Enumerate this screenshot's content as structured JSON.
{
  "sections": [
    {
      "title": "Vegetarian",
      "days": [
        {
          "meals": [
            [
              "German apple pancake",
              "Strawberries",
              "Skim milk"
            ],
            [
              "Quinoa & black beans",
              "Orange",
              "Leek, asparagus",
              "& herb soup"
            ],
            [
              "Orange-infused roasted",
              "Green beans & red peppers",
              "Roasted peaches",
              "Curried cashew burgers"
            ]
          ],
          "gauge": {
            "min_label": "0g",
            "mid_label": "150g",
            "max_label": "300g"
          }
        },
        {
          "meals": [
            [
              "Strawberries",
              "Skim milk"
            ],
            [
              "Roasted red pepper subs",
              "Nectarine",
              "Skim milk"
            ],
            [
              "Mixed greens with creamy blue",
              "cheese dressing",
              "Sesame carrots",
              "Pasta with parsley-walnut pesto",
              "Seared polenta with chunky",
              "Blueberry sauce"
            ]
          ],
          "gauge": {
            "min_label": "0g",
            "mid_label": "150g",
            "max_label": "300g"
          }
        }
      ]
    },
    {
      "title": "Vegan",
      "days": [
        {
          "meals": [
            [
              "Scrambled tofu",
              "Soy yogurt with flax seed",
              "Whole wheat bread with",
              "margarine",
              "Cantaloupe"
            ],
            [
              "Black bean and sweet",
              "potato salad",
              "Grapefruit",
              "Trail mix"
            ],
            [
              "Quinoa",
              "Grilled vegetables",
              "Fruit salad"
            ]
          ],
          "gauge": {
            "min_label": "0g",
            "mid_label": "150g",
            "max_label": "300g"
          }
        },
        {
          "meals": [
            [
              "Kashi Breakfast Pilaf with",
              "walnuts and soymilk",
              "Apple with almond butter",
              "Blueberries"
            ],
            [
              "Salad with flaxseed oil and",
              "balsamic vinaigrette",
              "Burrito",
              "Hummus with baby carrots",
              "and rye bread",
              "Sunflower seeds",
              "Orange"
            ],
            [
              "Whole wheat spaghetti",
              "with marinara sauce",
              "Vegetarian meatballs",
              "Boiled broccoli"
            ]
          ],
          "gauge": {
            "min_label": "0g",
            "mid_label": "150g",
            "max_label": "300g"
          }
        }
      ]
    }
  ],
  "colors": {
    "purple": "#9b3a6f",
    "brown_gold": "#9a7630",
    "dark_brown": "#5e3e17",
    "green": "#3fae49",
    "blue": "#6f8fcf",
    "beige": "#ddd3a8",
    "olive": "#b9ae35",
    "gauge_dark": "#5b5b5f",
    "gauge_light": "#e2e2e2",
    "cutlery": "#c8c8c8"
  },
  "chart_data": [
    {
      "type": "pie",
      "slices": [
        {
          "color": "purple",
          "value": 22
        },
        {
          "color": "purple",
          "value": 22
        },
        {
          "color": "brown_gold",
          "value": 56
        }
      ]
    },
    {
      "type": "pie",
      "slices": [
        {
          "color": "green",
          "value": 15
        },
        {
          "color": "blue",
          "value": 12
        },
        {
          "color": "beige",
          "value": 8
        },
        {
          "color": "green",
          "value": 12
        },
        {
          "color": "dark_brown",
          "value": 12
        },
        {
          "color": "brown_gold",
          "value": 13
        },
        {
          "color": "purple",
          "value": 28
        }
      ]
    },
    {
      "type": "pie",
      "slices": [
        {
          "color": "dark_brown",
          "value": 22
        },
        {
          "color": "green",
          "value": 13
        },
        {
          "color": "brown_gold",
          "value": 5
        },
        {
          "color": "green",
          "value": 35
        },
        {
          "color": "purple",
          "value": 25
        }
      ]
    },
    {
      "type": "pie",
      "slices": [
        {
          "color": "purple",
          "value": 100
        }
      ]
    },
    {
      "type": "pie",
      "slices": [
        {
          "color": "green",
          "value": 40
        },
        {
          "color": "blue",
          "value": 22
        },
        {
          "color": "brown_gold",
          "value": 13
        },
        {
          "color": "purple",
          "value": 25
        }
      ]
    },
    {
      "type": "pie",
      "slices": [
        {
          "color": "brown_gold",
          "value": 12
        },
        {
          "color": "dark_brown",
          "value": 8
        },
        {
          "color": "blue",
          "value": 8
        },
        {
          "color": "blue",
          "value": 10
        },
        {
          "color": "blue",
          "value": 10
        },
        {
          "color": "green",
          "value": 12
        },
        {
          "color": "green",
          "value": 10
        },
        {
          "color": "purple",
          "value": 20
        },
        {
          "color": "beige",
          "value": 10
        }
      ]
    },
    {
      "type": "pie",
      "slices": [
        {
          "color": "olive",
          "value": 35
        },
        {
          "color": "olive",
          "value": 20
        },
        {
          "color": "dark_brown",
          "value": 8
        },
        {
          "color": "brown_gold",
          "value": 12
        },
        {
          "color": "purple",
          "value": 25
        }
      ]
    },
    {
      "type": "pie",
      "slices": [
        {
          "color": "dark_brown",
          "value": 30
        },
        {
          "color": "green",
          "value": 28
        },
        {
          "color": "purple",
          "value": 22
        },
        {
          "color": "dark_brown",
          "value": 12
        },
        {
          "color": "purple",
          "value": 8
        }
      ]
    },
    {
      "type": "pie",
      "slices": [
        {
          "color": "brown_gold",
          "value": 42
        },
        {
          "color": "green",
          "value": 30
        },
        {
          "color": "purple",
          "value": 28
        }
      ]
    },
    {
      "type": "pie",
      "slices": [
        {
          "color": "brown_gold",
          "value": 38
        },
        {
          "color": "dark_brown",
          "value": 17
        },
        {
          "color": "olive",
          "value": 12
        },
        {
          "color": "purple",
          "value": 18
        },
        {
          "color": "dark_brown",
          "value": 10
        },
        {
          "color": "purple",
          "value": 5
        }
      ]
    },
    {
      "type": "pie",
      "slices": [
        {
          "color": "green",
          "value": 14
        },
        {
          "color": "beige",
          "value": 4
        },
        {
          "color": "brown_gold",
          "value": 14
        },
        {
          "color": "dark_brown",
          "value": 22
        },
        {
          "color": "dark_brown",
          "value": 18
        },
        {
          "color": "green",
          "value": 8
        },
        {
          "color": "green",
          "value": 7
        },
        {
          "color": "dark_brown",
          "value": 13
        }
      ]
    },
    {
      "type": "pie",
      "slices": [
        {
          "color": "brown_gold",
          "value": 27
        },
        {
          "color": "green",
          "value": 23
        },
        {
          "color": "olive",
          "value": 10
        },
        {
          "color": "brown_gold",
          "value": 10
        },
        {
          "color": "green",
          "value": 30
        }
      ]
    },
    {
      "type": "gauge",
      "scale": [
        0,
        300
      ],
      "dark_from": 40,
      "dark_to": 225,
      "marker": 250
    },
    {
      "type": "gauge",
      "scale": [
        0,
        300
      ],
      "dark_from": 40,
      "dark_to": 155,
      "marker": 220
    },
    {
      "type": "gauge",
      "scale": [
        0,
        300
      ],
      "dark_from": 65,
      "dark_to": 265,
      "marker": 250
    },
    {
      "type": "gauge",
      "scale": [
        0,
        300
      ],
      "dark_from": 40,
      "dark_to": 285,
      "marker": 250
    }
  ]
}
====
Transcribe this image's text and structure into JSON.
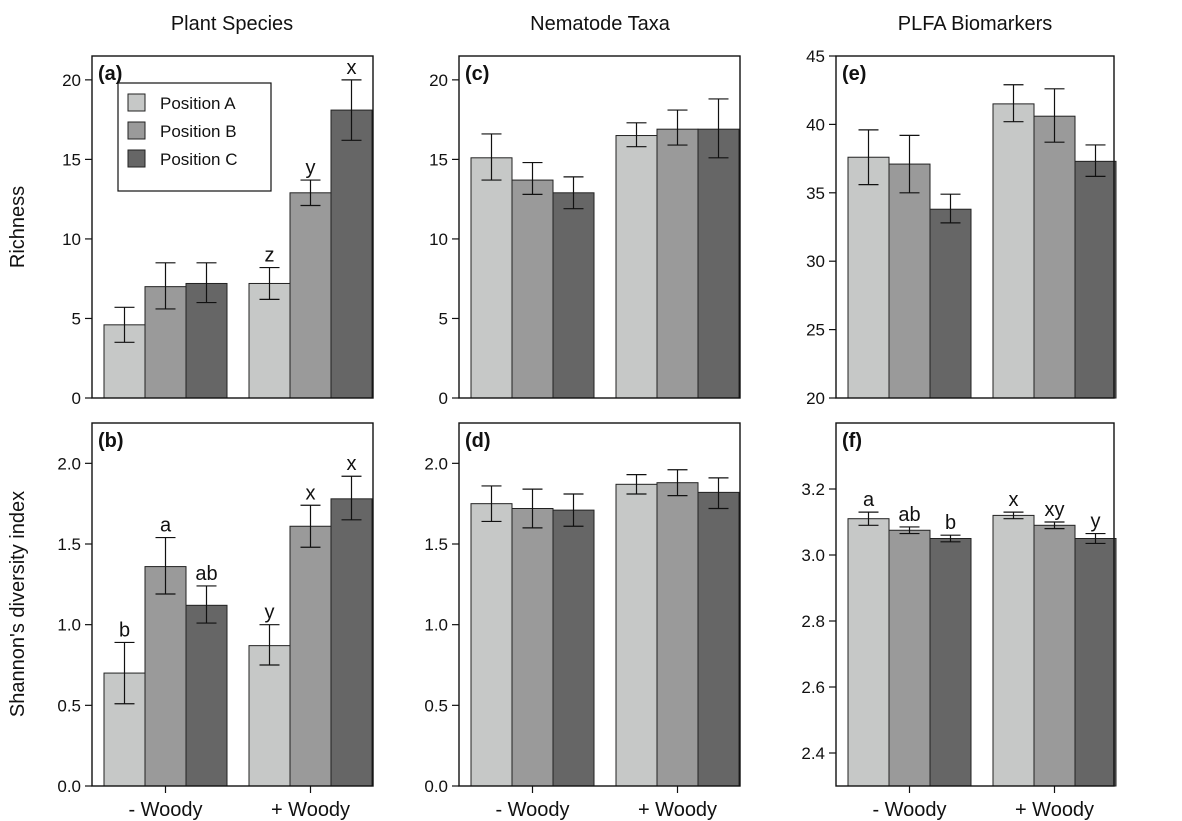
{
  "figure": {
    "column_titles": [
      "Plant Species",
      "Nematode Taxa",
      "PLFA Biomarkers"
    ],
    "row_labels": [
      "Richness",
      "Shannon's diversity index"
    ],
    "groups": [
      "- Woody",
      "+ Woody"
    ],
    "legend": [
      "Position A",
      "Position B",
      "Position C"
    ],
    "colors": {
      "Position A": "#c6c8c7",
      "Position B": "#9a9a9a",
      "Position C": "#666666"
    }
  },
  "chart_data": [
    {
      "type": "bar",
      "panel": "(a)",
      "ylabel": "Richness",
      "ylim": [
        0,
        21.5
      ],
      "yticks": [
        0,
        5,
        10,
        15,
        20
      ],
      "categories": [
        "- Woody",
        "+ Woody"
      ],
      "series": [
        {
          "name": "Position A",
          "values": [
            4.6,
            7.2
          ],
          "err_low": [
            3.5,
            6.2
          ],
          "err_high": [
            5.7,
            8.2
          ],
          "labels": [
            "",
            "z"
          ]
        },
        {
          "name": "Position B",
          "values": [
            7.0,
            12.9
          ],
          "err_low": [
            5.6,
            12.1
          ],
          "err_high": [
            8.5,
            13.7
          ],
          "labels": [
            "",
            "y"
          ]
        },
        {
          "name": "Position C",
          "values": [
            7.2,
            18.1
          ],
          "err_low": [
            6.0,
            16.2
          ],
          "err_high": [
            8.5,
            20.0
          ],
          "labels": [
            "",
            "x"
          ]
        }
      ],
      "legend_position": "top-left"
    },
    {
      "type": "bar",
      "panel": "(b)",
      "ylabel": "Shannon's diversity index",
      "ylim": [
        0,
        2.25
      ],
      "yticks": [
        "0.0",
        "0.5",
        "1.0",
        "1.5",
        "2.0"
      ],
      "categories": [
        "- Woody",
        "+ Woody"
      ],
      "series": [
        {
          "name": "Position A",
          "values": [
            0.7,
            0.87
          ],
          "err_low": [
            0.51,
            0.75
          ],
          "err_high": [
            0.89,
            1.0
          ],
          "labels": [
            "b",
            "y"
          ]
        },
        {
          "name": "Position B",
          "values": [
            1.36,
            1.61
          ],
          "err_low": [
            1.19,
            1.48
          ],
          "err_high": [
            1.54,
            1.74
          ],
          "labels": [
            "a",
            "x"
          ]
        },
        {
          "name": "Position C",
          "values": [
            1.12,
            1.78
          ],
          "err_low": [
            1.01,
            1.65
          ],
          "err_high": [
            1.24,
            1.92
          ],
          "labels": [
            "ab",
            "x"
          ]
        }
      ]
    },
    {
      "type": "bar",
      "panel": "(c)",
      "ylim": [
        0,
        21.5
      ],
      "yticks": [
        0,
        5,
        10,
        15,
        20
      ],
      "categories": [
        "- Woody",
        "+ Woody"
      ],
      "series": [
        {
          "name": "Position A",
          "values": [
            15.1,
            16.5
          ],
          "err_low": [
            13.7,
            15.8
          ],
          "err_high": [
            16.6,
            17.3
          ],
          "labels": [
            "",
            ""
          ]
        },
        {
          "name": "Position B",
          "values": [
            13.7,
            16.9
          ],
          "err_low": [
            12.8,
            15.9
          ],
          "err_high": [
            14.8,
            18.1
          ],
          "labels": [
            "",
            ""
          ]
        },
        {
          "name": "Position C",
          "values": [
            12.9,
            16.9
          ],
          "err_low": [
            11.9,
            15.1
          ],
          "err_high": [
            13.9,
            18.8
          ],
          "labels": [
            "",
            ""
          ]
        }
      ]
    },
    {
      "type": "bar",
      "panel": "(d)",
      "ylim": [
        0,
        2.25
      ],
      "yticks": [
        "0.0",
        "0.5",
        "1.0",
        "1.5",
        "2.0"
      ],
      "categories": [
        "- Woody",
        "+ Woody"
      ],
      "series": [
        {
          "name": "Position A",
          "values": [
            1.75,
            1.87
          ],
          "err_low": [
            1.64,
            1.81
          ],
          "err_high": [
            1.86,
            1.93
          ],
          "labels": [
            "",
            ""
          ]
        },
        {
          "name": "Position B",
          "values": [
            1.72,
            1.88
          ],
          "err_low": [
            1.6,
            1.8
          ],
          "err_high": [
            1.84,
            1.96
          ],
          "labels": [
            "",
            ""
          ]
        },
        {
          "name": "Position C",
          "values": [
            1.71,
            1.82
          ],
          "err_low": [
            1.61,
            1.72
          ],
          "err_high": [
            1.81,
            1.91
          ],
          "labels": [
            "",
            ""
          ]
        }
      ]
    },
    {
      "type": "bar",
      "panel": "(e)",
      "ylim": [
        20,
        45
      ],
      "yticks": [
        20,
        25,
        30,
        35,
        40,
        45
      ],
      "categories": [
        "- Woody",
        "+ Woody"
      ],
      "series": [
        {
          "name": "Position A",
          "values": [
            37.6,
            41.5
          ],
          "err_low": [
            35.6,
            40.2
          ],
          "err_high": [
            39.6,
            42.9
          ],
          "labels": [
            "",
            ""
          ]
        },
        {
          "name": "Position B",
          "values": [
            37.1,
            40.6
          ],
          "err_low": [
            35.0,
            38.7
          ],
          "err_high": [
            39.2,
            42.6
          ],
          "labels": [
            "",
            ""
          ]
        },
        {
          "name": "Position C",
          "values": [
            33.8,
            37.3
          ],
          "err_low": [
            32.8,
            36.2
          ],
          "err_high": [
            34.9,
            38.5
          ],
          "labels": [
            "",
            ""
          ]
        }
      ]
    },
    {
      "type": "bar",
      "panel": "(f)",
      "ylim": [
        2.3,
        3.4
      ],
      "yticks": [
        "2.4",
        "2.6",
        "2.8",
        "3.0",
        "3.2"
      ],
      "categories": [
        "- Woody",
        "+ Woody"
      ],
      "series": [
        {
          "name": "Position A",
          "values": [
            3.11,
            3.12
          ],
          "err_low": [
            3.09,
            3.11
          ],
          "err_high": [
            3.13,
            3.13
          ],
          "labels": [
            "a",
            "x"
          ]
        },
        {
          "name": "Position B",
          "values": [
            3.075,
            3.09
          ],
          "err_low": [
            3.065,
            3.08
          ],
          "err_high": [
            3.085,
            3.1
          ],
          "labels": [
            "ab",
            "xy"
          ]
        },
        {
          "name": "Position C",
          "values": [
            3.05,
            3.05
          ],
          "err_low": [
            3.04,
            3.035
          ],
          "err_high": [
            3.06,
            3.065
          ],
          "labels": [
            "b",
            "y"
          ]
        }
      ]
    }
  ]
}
====
- [Task brief]
Find the string "wheat" in the entries above and return each line that holds it.

- [Solution to this task]
              "Whole wheat bread with",
              "Whole wheat spaghetti",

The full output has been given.